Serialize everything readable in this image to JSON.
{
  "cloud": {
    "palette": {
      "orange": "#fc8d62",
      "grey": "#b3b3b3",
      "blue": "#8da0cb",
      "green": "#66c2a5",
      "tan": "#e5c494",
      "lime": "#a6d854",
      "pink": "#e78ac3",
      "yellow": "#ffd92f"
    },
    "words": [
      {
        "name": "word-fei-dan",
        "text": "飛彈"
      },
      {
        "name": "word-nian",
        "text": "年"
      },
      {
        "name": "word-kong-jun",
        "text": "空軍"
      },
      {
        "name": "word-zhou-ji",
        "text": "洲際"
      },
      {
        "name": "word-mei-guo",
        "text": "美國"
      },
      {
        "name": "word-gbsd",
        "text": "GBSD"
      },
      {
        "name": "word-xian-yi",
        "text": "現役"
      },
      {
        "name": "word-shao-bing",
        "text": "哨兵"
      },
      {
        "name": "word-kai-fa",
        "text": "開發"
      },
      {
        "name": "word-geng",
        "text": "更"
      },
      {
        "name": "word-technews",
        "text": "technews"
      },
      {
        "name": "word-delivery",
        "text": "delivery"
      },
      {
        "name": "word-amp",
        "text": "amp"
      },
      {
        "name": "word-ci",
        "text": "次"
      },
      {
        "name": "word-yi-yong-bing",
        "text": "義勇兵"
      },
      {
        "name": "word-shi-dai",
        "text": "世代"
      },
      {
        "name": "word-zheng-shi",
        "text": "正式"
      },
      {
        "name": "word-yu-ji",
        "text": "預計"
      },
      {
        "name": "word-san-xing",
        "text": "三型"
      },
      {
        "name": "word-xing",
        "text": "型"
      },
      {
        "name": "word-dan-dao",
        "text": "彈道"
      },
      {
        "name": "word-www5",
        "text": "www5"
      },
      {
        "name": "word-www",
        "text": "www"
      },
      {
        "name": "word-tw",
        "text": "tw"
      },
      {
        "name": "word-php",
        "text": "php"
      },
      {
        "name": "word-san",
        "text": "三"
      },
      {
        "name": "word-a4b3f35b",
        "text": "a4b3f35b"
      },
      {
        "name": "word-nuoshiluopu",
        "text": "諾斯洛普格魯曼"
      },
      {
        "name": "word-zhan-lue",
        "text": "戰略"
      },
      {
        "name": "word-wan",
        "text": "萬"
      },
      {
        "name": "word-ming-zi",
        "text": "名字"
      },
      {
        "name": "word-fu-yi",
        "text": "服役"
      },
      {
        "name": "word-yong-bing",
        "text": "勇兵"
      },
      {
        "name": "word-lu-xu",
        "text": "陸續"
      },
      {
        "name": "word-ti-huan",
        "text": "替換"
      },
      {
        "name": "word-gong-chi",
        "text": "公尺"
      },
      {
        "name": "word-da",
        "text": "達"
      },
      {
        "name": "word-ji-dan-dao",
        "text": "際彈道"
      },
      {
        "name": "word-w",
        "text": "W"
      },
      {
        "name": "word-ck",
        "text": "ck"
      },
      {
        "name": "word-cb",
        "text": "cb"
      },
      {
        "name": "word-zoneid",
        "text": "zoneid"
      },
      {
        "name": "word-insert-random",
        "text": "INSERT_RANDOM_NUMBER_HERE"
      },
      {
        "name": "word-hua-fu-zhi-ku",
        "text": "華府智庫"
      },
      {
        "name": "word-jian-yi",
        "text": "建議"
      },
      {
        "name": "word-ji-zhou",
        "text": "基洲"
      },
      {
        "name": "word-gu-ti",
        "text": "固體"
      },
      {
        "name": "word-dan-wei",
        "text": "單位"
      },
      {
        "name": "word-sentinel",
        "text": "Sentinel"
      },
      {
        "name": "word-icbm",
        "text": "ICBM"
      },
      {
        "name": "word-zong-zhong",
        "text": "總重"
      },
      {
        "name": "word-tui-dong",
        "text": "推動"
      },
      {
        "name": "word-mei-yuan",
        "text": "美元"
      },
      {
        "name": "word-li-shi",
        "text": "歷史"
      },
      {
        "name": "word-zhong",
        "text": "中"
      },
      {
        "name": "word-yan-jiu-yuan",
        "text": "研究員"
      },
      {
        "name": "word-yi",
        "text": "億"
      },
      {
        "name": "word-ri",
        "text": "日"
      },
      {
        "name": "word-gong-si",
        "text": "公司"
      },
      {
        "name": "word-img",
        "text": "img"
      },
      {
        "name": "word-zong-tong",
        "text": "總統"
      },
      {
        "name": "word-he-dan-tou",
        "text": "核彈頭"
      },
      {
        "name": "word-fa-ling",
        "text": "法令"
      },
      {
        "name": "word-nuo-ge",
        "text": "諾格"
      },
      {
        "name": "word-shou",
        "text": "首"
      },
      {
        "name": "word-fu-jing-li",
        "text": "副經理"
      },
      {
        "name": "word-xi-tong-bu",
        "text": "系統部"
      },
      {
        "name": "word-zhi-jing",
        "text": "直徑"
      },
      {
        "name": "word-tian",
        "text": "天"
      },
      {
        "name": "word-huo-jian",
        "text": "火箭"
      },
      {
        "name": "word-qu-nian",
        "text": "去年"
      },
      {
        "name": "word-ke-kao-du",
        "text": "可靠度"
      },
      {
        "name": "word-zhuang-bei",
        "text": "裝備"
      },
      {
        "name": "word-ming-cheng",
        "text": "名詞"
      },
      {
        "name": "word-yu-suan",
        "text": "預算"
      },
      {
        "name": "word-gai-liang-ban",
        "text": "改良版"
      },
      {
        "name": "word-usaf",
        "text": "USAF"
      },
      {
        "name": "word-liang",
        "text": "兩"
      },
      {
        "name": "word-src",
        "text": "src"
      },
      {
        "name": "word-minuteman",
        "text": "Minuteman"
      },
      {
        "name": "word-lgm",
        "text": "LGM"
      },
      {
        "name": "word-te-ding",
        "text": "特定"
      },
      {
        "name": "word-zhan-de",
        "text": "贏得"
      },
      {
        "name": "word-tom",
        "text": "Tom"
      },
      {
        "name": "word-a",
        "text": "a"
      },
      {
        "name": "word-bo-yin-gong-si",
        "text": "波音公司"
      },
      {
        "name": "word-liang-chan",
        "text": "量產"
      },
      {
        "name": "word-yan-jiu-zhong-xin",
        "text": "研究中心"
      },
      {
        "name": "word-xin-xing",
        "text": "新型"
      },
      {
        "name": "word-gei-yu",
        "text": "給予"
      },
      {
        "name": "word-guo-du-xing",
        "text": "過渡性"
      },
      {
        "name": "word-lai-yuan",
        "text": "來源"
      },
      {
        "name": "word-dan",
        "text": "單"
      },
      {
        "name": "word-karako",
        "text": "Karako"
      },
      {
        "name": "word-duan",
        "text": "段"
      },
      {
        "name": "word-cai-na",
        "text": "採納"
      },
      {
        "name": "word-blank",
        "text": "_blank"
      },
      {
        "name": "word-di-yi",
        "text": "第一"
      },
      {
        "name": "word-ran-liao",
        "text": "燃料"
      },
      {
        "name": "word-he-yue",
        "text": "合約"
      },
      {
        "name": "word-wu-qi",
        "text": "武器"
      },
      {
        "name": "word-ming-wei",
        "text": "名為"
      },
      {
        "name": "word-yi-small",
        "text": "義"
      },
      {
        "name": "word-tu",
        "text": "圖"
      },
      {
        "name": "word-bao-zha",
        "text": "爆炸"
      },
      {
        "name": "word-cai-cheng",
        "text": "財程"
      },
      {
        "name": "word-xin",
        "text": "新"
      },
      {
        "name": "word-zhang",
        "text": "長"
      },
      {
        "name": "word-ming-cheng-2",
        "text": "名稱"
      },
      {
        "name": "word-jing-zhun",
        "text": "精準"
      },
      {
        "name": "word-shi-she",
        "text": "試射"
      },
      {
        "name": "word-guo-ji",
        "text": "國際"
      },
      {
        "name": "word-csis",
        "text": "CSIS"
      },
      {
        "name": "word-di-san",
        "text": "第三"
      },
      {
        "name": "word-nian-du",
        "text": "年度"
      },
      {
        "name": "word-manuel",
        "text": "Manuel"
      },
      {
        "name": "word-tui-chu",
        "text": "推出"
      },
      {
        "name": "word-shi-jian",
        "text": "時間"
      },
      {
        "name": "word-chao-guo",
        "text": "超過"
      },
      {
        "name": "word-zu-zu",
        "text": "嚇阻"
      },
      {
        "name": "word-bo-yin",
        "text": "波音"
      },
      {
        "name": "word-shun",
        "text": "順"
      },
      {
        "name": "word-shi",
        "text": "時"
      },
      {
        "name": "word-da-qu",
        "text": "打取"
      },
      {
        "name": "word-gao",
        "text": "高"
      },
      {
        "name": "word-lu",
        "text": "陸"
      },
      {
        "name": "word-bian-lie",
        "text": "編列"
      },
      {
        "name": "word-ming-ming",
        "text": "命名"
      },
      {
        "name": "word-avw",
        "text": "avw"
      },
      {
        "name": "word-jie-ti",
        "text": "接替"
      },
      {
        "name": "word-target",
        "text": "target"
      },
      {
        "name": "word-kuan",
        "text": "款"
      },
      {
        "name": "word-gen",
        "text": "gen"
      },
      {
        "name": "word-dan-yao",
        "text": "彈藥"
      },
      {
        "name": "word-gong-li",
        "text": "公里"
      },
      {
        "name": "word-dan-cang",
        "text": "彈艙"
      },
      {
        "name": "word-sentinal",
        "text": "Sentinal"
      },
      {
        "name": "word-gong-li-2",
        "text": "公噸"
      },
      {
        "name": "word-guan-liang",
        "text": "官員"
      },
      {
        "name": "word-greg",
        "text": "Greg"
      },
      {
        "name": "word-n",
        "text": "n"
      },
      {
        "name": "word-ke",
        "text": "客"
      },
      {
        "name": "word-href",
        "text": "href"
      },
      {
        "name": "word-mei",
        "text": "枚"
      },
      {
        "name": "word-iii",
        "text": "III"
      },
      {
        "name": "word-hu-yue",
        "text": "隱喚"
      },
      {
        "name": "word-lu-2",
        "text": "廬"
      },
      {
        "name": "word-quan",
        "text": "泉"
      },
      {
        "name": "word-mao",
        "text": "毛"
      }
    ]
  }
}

-----

*Problem statement:* Where a line contains the string "jian", extract that line.

*Response below:*
        "name": "word-jian-yi",
        "name": "word-huo-jian",
        "name": "word-shi-jian",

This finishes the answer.